Check each line of the listing for the word "JSON" and give only the number of lines that have it.

**DATA LINES**.
━━━━

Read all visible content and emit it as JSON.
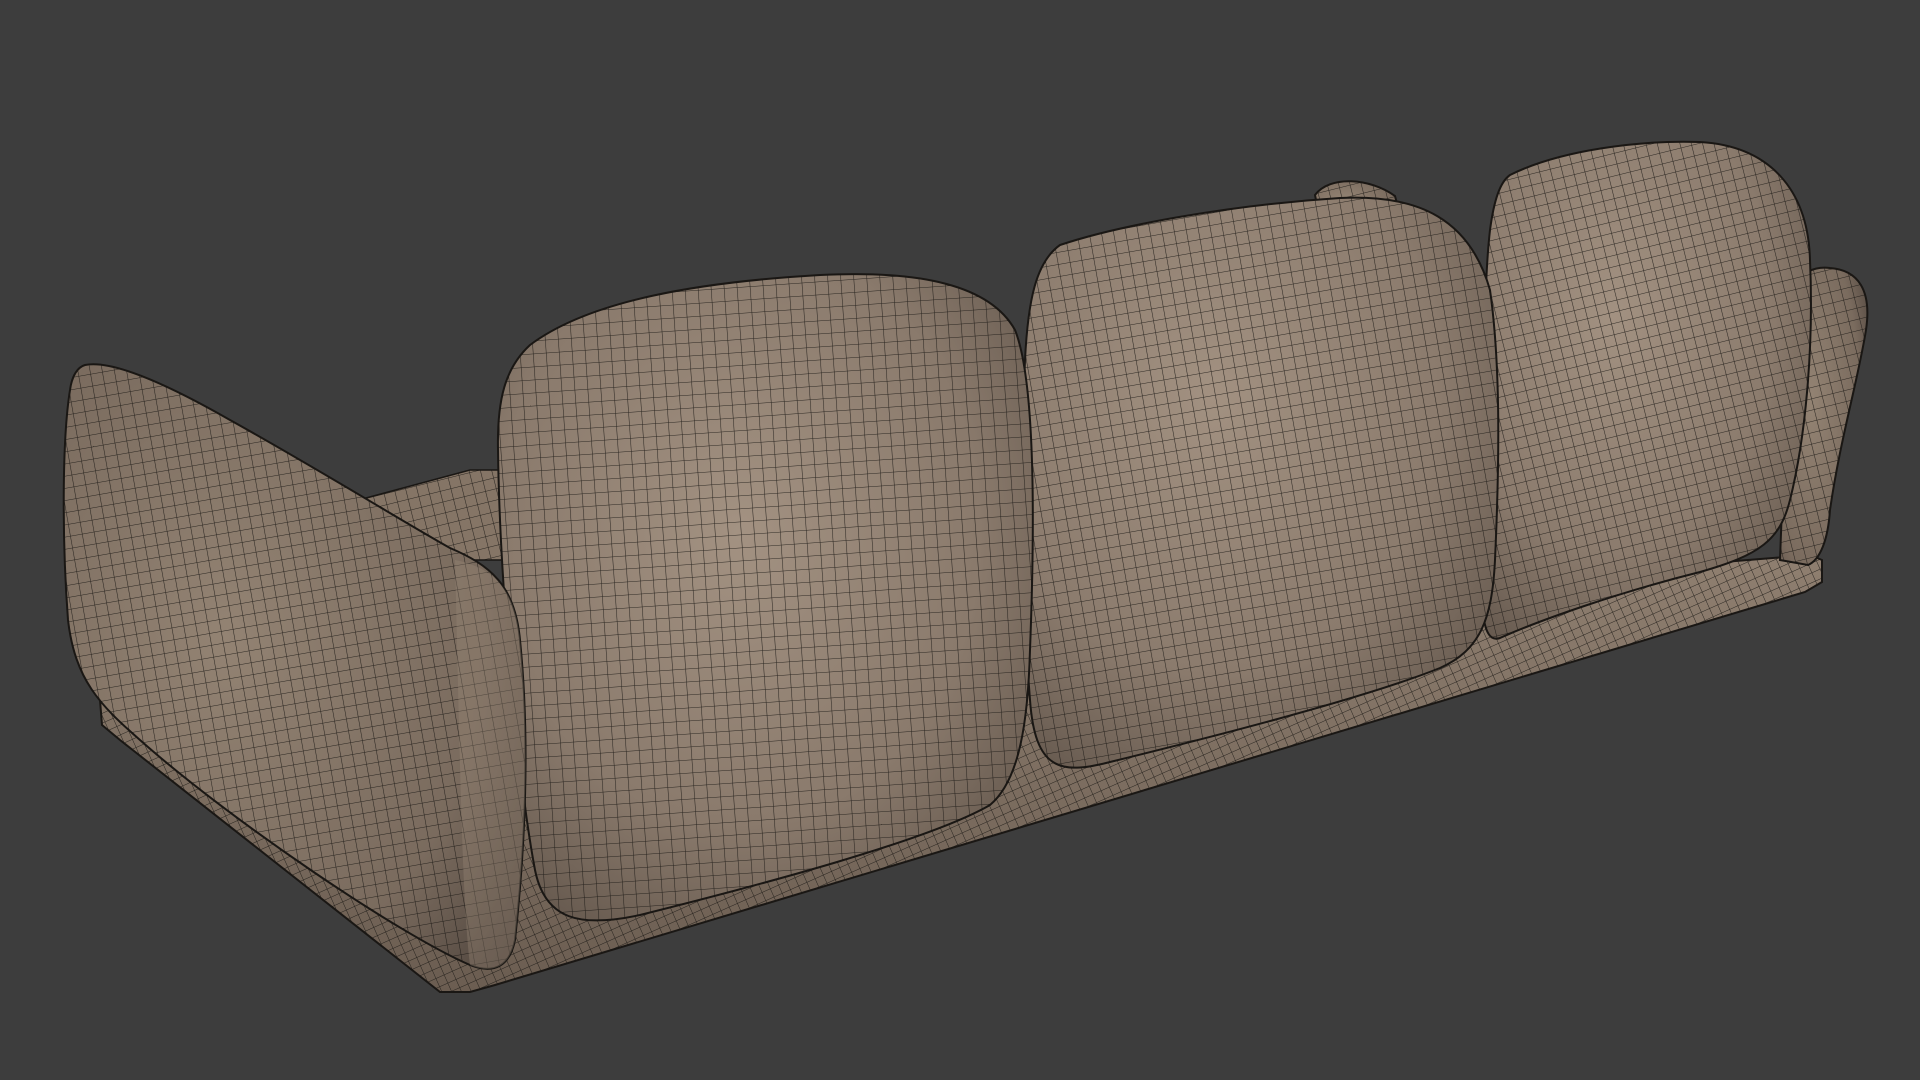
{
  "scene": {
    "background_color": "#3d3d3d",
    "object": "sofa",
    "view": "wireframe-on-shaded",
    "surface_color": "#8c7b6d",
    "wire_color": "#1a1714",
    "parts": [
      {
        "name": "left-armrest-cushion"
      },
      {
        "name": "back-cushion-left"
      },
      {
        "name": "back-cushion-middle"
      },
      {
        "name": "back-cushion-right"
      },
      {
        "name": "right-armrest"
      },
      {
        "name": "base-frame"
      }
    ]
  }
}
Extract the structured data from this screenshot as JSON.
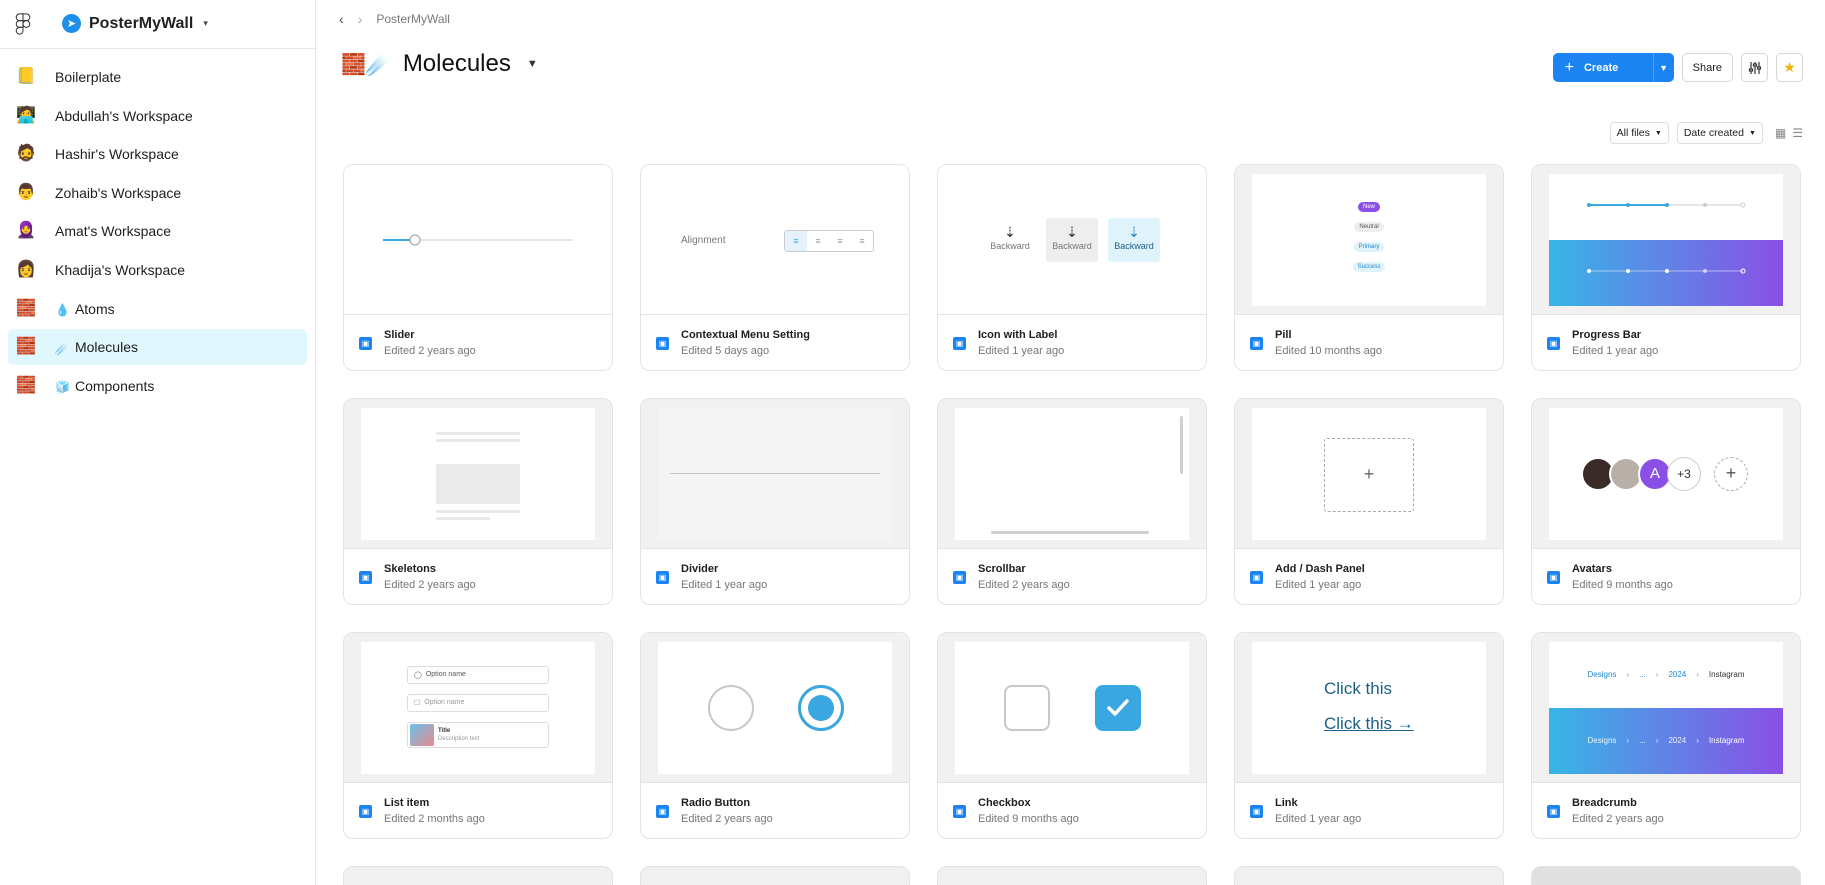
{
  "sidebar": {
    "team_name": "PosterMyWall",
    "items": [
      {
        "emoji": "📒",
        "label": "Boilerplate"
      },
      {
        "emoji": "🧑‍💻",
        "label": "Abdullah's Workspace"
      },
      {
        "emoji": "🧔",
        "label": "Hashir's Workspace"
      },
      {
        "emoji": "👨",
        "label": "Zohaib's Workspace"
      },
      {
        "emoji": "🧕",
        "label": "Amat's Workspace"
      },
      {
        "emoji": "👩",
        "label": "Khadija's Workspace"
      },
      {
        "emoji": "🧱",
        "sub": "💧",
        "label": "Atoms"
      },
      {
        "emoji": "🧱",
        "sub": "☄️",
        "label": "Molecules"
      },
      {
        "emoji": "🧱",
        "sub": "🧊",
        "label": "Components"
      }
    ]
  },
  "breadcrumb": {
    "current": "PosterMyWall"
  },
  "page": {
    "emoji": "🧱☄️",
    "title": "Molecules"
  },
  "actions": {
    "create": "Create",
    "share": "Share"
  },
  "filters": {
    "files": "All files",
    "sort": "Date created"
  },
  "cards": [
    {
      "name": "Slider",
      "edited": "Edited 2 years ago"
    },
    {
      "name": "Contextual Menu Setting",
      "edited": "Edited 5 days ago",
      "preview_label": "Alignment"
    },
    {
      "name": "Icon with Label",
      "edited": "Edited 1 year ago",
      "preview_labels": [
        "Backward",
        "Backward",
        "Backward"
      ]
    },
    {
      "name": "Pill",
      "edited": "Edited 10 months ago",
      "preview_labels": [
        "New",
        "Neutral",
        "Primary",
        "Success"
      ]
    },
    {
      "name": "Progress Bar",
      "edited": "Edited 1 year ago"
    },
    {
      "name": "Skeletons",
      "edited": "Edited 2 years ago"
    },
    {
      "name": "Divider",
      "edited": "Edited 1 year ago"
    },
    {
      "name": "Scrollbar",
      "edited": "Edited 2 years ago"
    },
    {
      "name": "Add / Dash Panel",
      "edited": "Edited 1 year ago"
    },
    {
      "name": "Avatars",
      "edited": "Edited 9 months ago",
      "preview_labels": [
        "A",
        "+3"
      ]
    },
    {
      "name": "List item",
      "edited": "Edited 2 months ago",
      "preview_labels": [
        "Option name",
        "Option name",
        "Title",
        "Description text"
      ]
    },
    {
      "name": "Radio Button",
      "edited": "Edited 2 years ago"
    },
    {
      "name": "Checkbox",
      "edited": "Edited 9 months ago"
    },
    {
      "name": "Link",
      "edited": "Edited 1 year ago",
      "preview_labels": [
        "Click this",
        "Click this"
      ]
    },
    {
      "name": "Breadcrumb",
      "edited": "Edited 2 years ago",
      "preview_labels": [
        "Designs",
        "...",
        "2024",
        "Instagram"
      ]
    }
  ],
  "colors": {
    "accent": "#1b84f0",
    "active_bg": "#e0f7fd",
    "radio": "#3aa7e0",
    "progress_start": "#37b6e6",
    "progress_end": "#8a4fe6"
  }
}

━━━━

**TASK ANSWER**.
2